> Trecho do documento

------------------------------------------------------------

De Re Vegetalia (desdobramentos e deslocações da tropicalidade em e além da pós-colonialidade)

Nature is not only socially constructed; it is also always fraught with competing practices of using, ordering, and imaging; natures are plural and contested, especially in colonial contexts.

Mimi Sheller (2012), Citizenship from Below: Erotic Agency and Caribbean Freedom. Durham: Duke University Press, p.189.

Theses on Landscape

        5. Landscape is a medium found in all cultures

        6. Landscape is a particular historical formation associated with European imperialism.

        7. Theses 5 and 6 do not contradict one another.

W.J.T. Mitchell. (2002) “Imperial Landscape” em Mitchell, W.J.T. (ed.) Landscape and Power. Chicago: University of Chicago Press, p.5.

 

         Em Arquipélago, nica de Miranda explora as fraturas da natureza tropical ao imaginar a paisagem “mais como um verbo do que como um nome”1. Isso implica a superação da ideia na qual a paisagem se mostra como um texto que podemos decifrar, de que podemos aproximar-nos. Nas ultimas décadas, vários autores do postmodern turn têm olhado a paisagem enquanto superfície legível na qual se escondem elementos e informações sobre as povoações que moram nessa paisagem. Esse movimento implica, em muitos casos, o lugar-comum de compreender a natureza como uma realidade que não pode ser drasticamente oposta à da cultura, à realidade do espaço configurado pelo homem. A partir dessa afirmação surgiram vozes que tentaram ler a paisagem não como algo incompreensível e impenetrável, mas como um conjunto de signos aos quais nos podemos aproximar, “embora não sejam produzidos por nós”.

------------------------------------------------------------

Linhas de dados

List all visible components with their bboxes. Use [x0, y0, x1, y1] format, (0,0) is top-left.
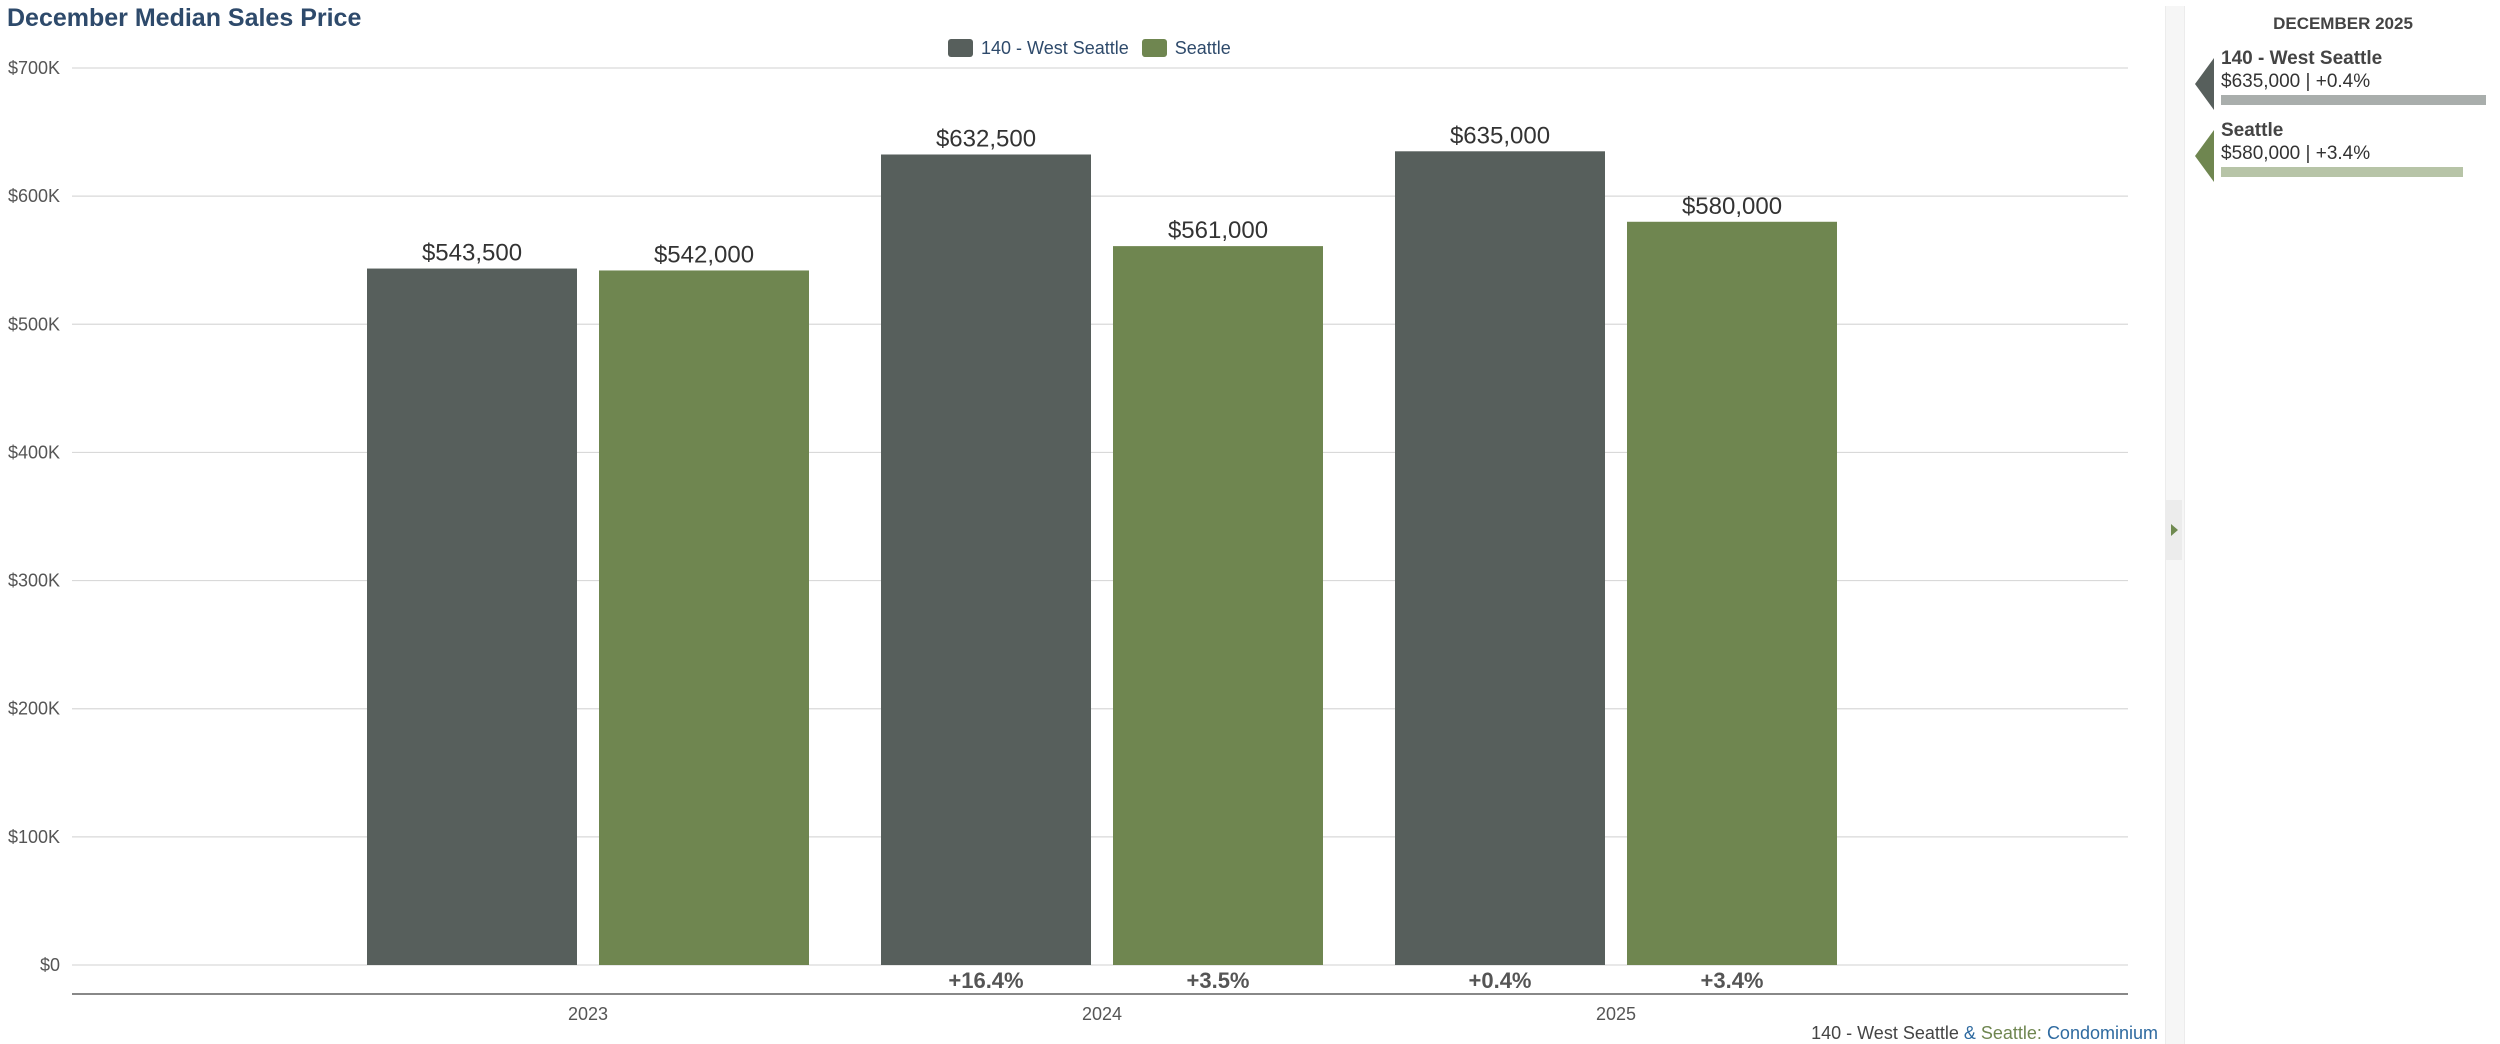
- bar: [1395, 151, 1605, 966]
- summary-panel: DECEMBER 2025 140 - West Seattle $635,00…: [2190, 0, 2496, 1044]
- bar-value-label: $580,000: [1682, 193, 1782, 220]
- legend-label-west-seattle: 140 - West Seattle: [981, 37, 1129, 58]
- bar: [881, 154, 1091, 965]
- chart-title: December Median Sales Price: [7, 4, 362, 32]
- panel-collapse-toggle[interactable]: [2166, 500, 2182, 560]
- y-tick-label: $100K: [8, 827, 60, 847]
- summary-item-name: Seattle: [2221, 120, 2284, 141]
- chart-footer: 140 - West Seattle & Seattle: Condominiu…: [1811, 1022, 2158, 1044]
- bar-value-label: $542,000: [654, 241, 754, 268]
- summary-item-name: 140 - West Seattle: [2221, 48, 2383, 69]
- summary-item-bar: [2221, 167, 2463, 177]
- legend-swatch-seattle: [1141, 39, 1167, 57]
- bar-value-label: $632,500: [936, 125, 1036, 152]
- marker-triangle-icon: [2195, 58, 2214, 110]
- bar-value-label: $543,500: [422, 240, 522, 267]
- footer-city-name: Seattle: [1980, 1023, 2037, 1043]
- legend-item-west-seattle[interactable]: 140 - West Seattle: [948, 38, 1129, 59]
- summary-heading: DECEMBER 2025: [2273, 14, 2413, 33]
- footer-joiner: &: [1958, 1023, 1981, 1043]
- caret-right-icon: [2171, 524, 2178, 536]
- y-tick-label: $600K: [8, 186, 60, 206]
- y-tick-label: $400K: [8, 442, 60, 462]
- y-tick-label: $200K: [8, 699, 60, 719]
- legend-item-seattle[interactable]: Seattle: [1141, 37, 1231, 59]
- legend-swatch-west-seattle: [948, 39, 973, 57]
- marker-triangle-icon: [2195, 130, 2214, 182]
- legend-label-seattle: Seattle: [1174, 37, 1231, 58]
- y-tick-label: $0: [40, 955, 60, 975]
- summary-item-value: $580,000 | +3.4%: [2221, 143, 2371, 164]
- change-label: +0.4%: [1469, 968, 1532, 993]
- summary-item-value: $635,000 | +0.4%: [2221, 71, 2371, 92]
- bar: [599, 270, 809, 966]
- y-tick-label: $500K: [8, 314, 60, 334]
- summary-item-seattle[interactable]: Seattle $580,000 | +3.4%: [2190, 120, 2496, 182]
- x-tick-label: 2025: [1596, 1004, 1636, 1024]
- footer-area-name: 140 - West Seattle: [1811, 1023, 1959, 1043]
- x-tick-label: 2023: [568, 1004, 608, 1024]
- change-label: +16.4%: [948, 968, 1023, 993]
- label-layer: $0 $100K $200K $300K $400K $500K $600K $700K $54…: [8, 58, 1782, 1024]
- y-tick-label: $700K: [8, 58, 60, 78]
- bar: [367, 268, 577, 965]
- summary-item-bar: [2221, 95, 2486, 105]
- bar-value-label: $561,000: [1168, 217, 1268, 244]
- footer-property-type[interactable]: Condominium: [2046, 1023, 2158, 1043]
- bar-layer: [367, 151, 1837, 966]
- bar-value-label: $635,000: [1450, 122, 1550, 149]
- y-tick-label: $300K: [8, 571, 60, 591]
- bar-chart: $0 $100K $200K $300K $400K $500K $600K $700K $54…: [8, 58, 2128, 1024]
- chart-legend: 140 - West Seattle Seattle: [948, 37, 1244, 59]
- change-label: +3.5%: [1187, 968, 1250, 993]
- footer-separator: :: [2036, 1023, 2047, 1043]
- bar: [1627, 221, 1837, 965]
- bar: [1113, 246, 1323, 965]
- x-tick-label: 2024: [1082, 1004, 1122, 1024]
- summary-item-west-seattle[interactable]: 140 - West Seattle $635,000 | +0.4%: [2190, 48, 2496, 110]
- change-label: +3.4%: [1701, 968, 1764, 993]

------------------------------------------------------------

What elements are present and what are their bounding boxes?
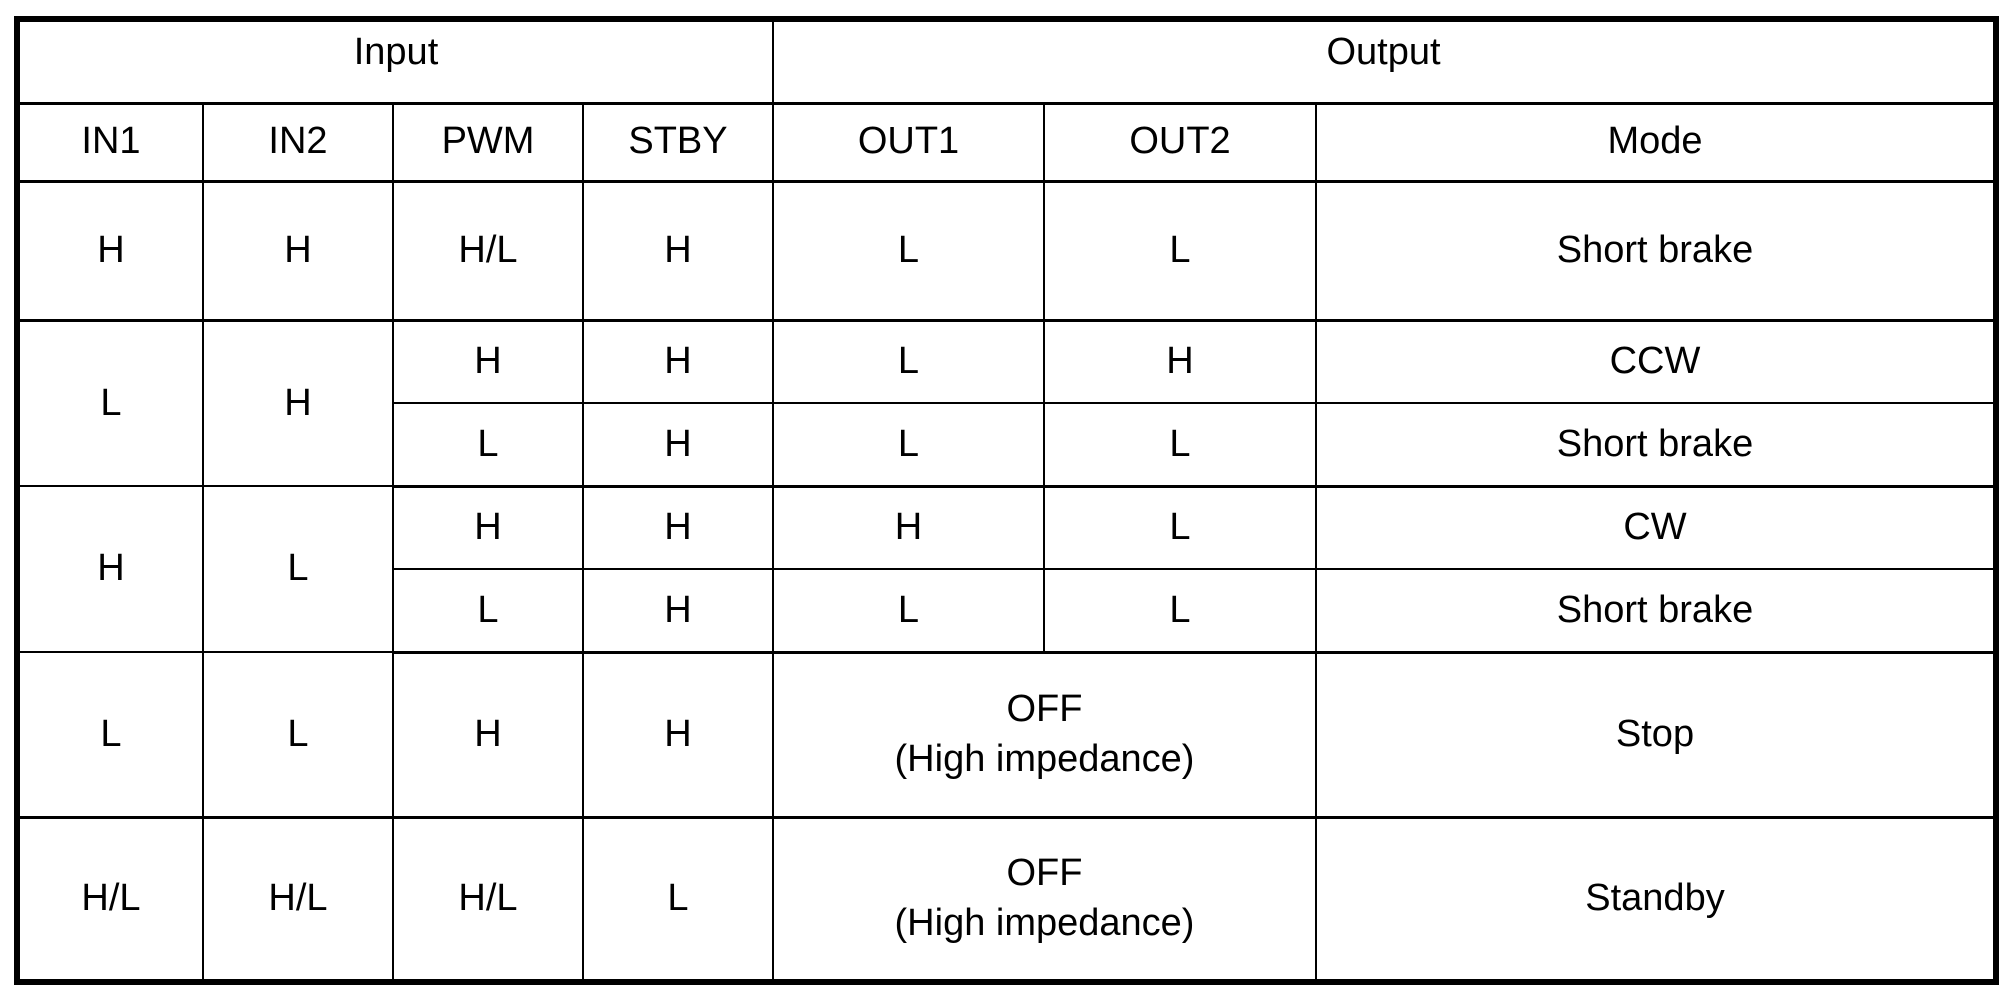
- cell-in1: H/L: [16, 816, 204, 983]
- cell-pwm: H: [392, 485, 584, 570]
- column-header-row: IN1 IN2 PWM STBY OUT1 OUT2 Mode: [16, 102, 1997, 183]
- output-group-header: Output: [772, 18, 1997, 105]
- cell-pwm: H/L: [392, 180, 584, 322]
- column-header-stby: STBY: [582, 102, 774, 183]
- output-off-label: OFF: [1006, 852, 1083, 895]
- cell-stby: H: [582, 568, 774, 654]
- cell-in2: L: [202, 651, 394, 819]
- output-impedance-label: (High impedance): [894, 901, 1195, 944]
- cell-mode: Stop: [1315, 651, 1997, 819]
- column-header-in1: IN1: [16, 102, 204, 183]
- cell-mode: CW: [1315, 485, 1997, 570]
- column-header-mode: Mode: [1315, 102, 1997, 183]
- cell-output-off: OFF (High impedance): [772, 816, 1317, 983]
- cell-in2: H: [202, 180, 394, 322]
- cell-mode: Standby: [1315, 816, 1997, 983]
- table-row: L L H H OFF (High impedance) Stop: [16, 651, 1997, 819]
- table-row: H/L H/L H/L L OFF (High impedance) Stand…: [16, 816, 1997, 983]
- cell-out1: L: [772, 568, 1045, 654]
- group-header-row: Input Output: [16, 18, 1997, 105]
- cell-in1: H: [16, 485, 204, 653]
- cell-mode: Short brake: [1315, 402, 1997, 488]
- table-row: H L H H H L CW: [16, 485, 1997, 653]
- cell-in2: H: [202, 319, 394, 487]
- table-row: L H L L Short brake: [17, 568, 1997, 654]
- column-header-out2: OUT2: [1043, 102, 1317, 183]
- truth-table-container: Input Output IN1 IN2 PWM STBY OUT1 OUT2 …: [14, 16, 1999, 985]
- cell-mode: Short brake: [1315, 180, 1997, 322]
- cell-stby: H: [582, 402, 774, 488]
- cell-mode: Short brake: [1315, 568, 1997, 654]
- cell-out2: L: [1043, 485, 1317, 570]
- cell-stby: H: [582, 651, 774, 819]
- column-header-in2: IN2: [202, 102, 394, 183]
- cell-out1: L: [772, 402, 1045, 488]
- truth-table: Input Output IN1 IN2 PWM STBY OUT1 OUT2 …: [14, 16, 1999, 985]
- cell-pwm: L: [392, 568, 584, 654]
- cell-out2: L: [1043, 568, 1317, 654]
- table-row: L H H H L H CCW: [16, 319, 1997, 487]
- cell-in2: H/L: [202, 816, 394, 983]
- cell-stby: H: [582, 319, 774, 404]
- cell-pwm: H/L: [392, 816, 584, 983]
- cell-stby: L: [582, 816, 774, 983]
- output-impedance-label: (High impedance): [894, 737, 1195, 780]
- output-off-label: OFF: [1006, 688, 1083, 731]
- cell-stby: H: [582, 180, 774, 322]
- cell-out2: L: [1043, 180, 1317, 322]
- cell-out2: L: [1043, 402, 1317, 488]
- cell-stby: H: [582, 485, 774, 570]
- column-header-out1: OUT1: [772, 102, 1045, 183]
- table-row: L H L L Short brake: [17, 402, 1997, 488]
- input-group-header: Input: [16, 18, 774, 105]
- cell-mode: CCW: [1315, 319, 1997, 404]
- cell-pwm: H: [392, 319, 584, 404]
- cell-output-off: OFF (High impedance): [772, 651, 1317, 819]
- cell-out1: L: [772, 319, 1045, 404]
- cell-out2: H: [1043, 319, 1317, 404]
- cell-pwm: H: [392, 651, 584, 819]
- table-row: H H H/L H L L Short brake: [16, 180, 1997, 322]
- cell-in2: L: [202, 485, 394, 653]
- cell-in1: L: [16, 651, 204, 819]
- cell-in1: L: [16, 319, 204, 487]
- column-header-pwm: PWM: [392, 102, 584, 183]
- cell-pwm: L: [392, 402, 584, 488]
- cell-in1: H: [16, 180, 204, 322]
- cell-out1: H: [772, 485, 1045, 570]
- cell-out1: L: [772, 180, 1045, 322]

------------------------------------------------------------

> Requisitos do exercício
A. Reescreva o trecho do texto sobre a paisagem que vai de "7. Theses 5" até "of Chicago Press, p.5.", trocando "Theses" por "Teses".
B. No texto sobre a paisagem, como nica de Miranda imagina a paisagem em Arquipélago?

> Soluções por tarefa
A.
7. Teses 5 and 6 do not contradict one another.

W.J.T. Mitchell. (2002) “Imperial Landscape” em Mitchell, W.J.T. (ed.) Landscape and Power. Chicago: University of Chicago Press, p.5.

B. Mais como um verbo do que como um nome.